Rows from a figure dataset
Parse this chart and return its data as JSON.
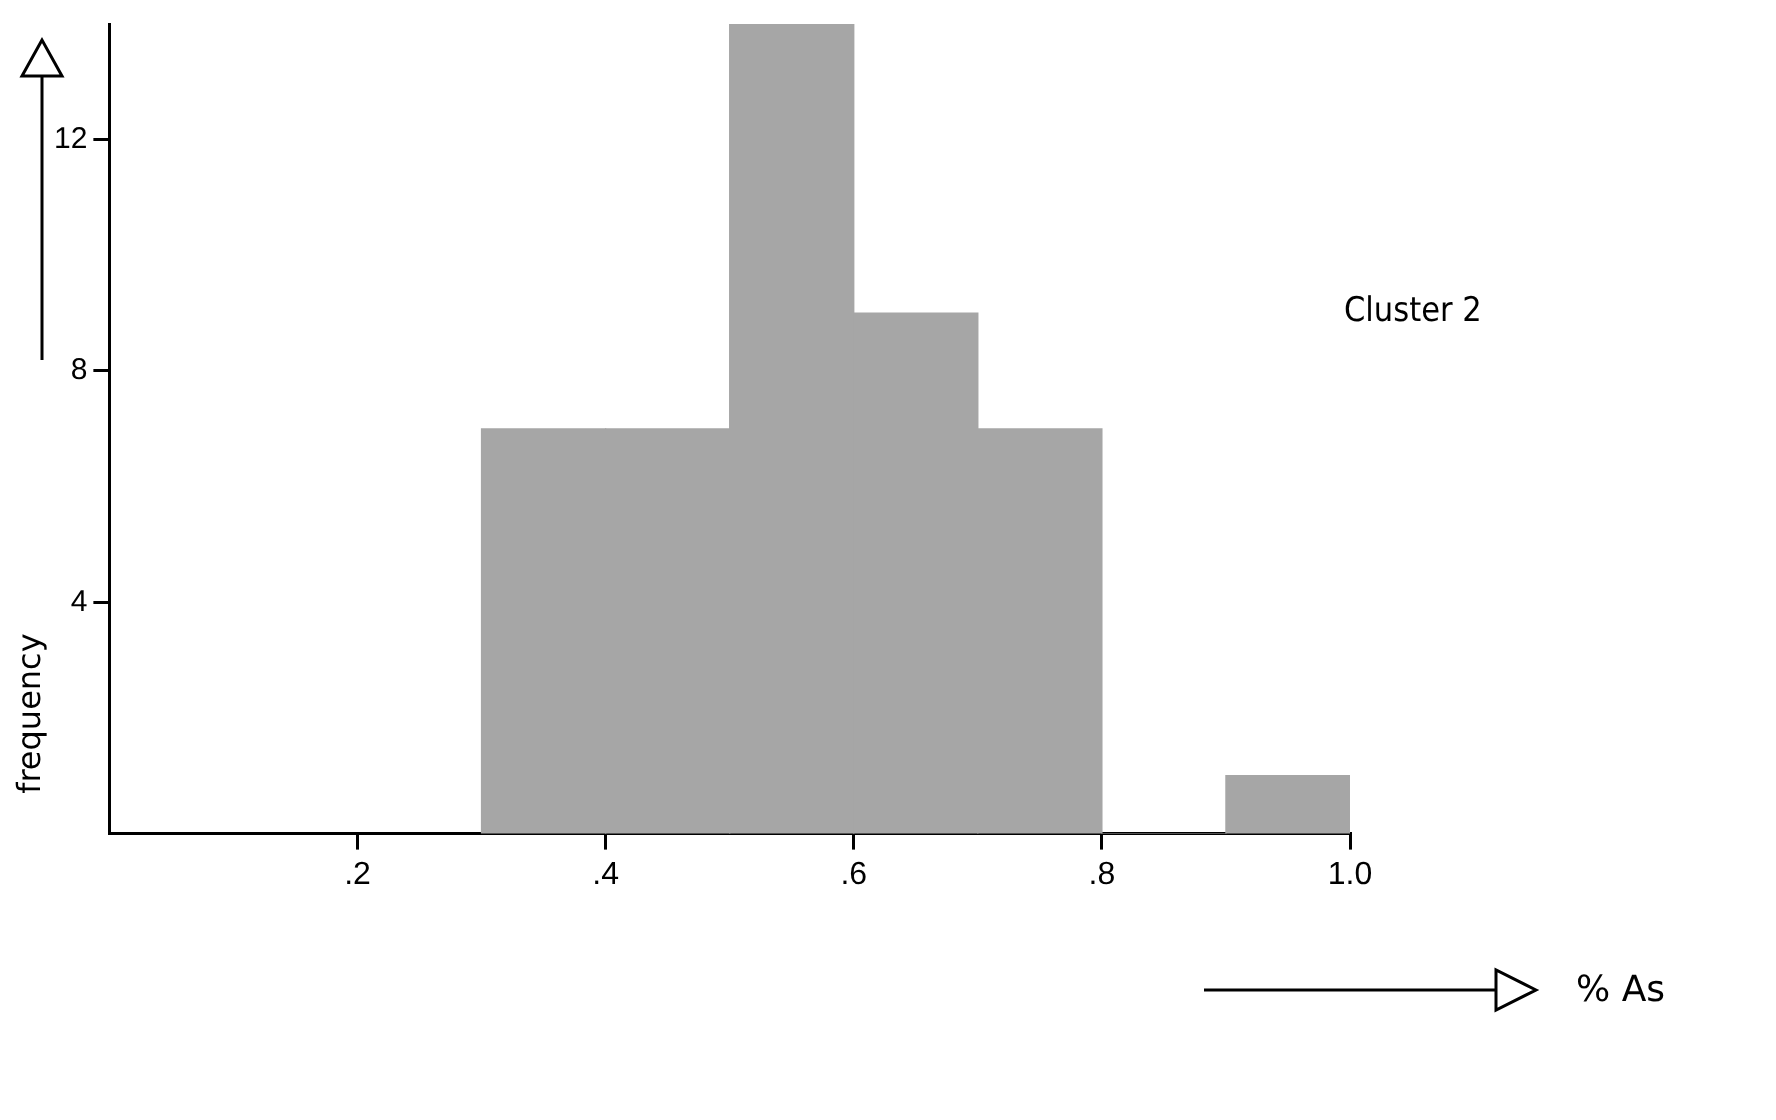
{
  "chart_data": {
    "type": "histogram",
    "ylabel": "frequency",
    "annotations": [
      "Cluster 2",
      "% As"
    ],
    "bins": [
      0.3,
      0.4,
      0.5,
      0.6,
      0.7,
      0.8,
      0.9,
      1.0
    ],
    "values": [
      7,
      7,
      14,
      9,
      7,
      0,
      1
    ],
    "color": "#a6a6a6",
    "xlim": [
      0,
      1.0
    ],
    "xticks": [
      {
        "value": 0.2,
        "label": ".2"
      },
      {
        "value": 0.4,
        "label": ".4"
      },
      {
        "value": 0.6,
        "label": ".6"
      },
      {
        "value": 0.8,
        "label": ".8"
      },
      {
        "value": 1.0,
        "label": "1.0"
      }
    ],
    "ylim": [
      0,
      14
    ],
    "yticks": [
      4,
      8,
      12
    ],
    "grid": false,
    "legend": false
  }
}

Written problem: Transcribe the full listing above exactly as it stands, minus the pictures.

Exercise answer:
Parse this chart and return its data as JSON.
{
  "chart_data": {
    "type": "histogram",
    "ylabel": "frequency",
    "annotations": [
      "Cluster 2",
      "% As"
    ],
    "bins": [
      0.3,
      0.4,
      0.5,
      0.6,
      0.7,
      0.8,
      0.9,
      1.0
    ],
    "values": [
      7,
      7,
      14,
      9,
      7,
      0,
      1
    ],
    "color": "#a6a6a6",
    "xlim": [
      0,
      1.0
    ],
    "xticks": [
      {
        "value": 0.2,
        "label": ".2"
      },
      {
        "value": 0.4,
        "label": ".4"
      },
      {
        "value": 0.6,
        "label": ".6"
      },
      {
        "value": 0.8,
        "label": ".8"
      },
      {
        "value": 1.0,
        "label": "1.0"
      }
    ],
    "ylim": [
      0,
      14
    ],
    "yticks": [
      4,
      8,
      12
    ],
    "grid": false,
    "legend": false
  }
}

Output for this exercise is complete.